The request: Each line of the listing that contains the word "frac" is to be copied.

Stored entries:

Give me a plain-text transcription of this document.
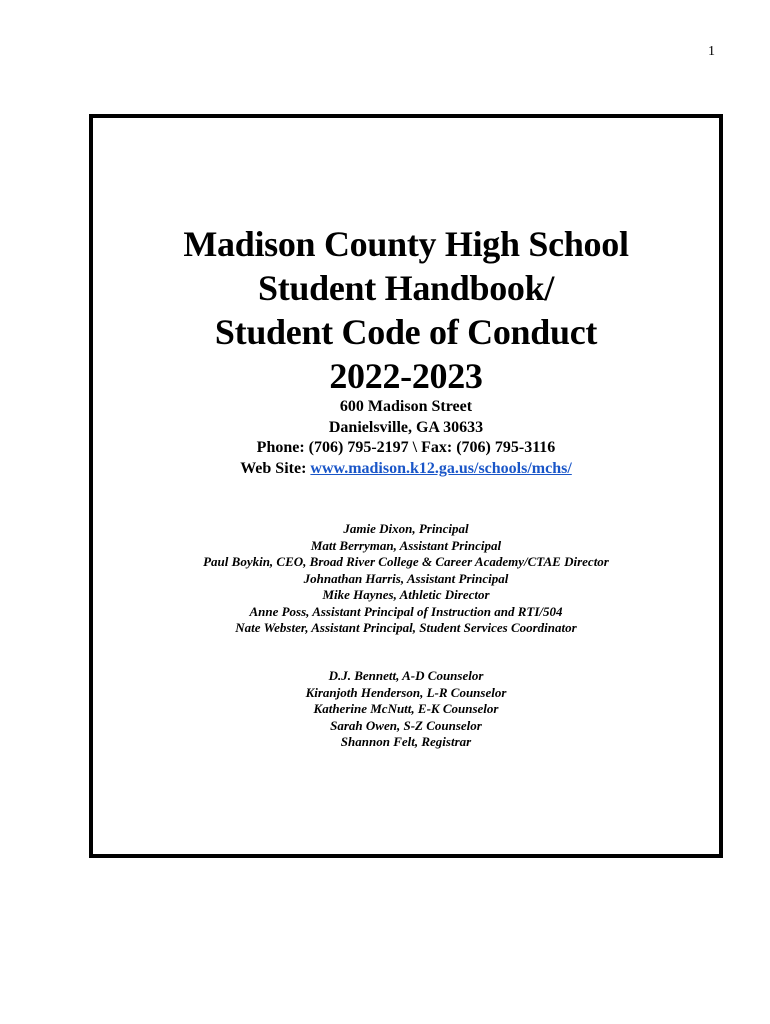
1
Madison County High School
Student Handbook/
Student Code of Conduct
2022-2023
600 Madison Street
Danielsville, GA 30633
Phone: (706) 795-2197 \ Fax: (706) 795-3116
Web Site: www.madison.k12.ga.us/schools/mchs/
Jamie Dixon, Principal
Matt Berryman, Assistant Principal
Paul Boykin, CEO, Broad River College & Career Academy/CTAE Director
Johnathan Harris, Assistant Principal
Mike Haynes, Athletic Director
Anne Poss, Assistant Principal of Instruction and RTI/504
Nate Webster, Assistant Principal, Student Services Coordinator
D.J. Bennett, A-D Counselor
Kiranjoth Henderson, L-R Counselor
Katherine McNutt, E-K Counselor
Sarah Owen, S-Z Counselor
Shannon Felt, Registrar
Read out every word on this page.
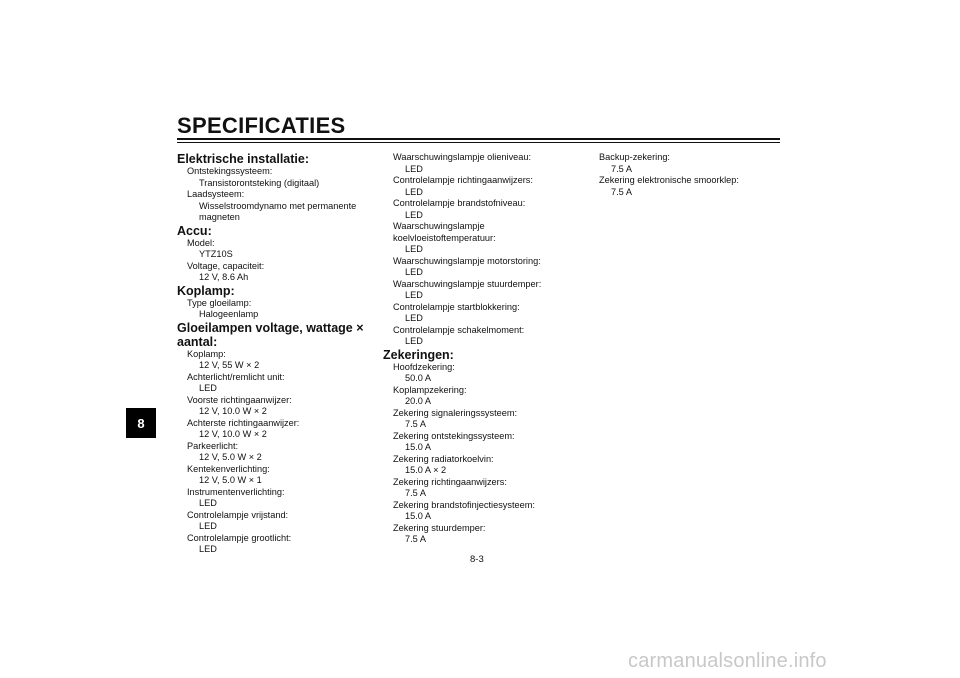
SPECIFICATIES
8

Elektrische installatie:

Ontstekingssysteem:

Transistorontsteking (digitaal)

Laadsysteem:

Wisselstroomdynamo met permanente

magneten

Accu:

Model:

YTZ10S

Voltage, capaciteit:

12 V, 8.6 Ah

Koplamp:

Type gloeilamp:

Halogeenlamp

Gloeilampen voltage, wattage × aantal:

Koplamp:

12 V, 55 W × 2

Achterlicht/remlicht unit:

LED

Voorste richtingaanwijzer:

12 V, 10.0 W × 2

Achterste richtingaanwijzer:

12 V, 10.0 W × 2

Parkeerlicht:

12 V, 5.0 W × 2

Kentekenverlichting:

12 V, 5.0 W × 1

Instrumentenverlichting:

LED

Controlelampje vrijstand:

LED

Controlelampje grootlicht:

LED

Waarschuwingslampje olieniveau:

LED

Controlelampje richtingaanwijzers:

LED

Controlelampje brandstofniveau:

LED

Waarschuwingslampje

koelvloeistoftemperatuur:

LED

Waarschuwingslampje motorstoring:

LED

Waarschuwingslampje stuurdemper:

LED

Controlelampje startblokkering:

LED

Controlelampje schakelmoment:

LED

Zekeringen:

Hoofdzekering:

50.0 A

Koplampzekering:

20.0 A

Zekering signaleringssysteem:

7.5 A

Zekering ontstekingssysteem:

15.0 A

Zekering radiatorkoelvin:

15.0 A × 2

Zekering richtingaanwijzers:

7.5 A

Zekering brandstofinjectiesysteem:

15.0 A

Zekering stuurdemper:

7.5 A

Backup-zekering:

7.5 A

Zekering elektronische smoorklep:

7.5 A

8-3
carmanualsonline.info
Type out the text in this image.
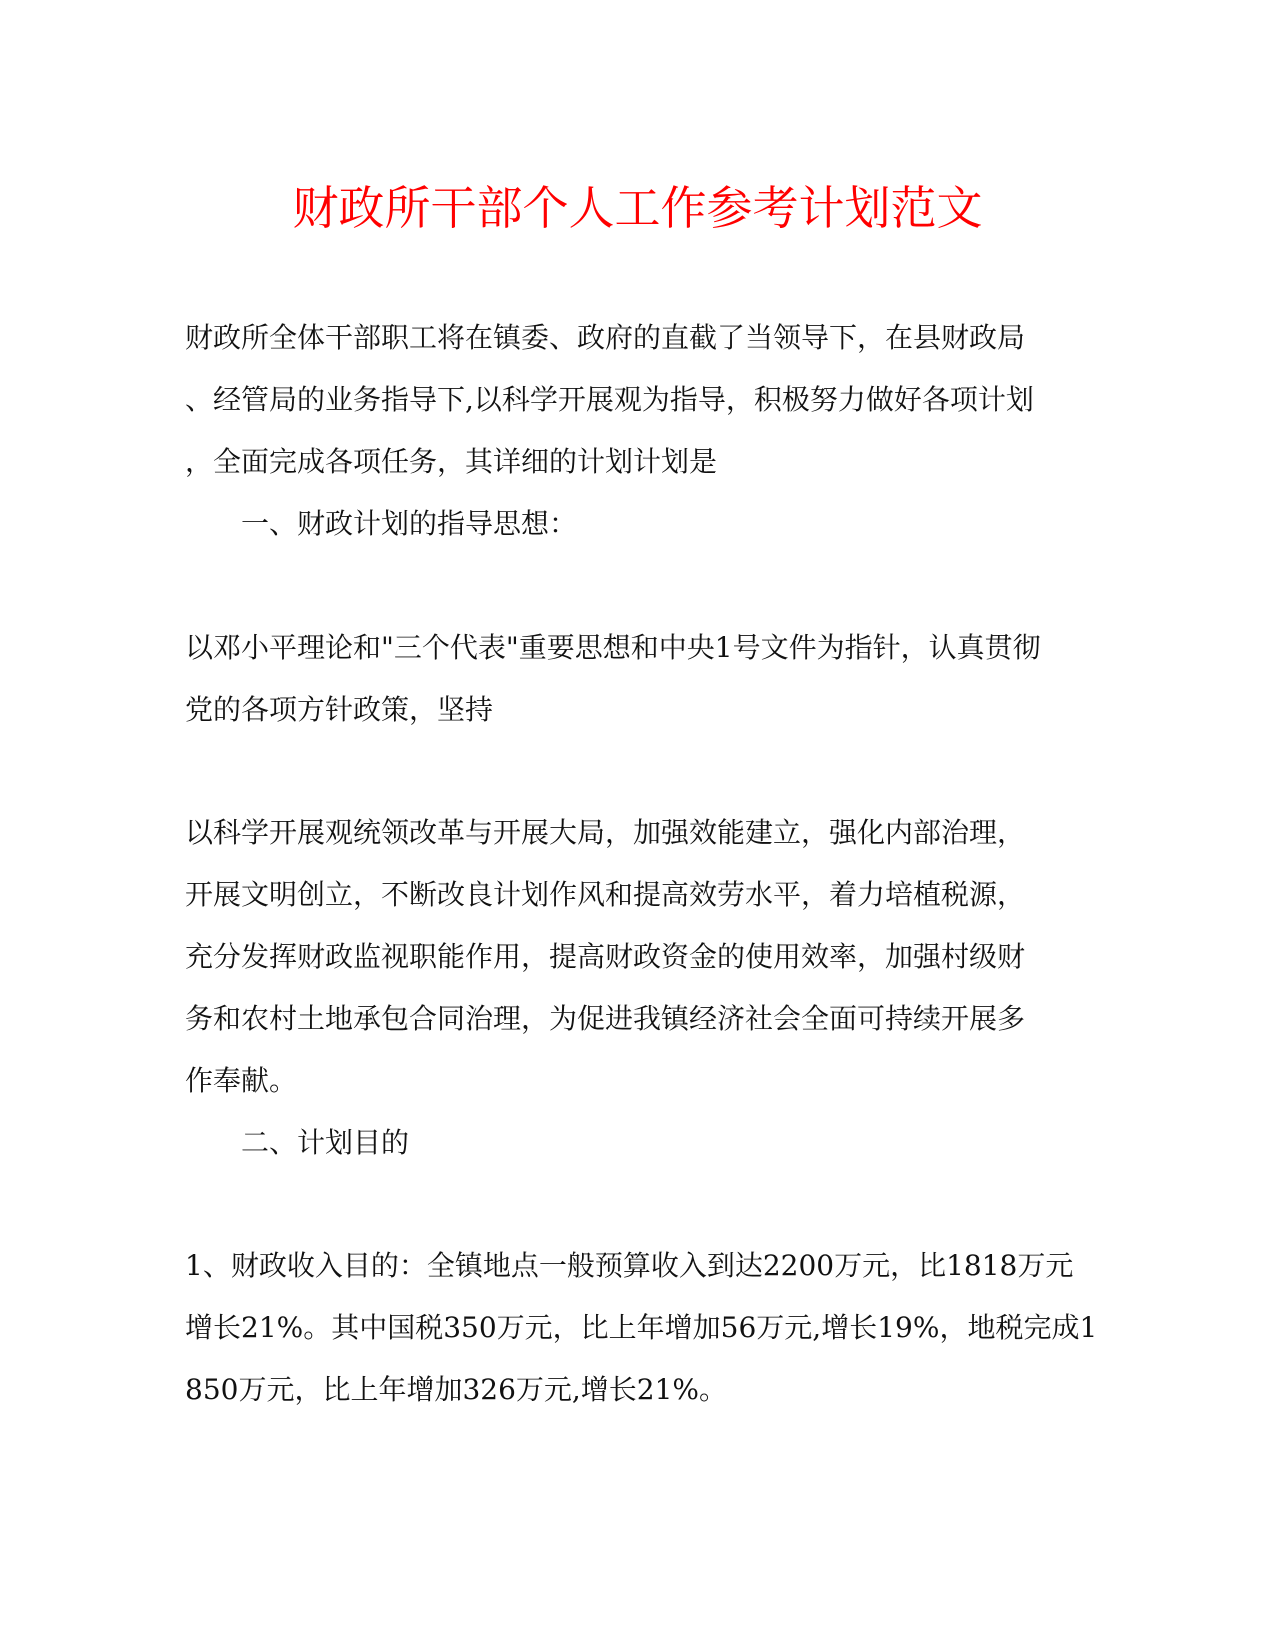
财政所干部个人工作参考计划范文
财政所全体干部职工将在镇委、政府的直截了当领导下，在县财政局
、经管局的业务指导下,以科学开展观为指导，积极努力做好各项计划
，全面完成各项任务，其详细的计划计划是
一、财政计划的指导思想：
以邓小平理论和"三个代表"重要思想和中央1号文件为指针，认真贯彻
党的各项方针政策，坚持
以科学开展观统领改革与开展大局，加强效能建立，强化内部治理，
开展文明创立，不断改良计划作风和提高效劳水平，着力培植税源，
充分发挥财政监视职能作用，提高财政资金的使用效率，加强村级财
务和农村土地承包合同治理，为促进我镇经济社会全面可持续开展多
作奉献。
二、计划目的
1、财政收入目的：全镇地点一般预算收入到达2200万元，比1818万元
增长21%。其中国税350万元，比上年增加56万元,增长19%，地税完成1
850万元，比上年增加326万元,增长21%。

--

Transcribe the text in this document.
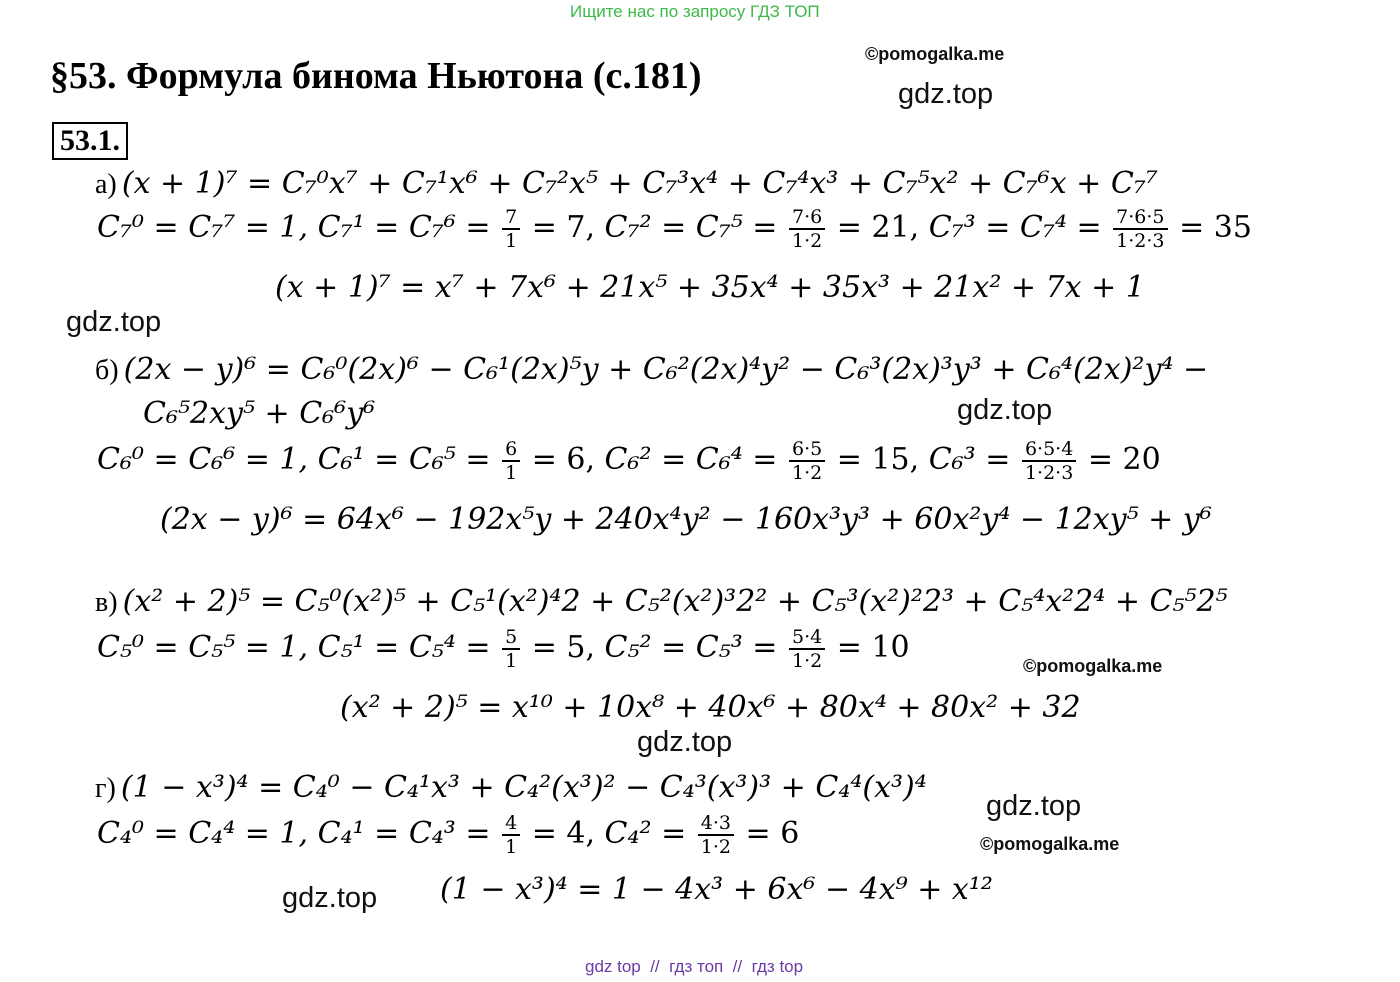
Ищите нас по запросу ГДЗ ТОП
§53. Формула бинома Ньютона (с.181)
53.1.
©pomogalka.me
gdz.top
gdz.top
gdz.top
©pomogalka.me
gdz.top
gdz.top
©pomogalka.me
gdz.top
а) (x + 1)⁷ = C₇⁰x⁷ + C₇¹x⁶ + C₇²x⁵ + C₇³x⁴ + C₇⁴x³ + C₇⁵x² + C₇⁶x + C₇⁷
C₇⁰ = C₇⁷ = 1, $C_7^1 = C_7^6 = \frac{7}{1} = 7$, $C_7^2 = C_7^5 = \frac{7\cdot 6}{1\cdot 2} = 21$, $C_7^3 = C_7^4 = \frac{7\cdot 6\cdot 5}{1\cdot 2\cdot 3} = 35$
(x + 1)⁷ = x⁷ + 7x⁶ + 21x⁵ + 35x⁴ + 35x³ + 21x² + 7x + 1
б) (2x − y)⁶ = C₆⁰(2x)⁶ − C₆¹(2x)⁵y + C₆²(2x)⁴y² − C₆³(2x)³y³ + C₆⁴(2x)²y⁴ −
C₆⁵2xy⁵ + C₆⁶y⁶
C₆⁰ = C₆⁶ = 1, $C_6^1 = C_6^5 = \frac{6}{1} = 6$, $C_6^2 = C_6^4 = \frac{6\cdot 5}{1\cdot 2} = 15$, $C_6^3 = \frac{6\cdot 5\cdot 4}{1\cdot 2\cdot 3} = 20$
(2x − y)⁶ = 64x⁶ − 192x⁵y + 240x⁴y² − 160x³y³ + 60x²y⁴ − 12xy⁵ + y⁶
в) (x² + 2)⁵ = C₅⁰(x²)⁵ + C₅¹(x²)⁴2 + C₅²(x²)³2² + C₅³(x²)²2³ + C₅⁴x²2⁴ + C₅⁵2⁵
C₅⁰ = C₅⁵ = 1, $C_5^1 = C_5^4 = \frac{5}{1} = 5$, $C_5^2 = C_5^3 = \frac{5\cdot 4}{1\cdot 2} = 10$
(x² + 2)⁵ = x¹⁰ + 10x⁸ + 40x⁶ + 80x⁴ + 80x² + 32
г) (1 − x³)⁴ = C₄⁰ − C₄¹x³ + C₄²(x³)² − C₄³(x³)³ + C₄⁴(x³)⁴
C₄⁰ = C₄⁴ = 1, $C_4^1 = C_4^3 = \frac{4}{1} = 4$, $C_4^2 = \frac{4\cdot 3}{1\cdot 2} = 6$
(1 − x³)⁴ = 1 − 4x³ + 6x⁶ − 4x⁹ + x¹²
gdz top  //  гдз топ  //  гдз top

Answer to the task:
C₇⁰ = C₇⁷ = 1, $C_7^1 = C_7^6 = \frac{7}{1} = 7$, $C_7^2 = C_7^5 = \frac{7\cdot 6}{1\cdot 2} = 21$, $C_7^3 = C_7^4 = \frac{7\cdot 6\cdot 5}{1\cdot 2\cdot 3} = 35$
C₆⁰ = C₆⁶ = 1, $C_6^1 = C_6^5 = \frac{6}{1} = 6$, $C_6^2 = C_6^4 = \frac{6\cdot 5}{1\cdot 2} = 15$, $C_6^3 = \frac{6\cdot 5\cdot 4}{1\cdot 2\cdot 3} = 20$
C₅⁰ = C₅⁵ = 1, $C_5^1 = C_5^4 = \frac{5}{1} = 5$, $C_5^2 = C_5^3 = \frac{5\cdot 4}{1\cdot 2} = 10$
C₄⁰ = C₄⁴ = 1, $C_4^1 = C_4^3 = \frac{4}{1} = 4$, $C_4^2 = \frac{4\cdot 3}{1\cdot 2} = 6$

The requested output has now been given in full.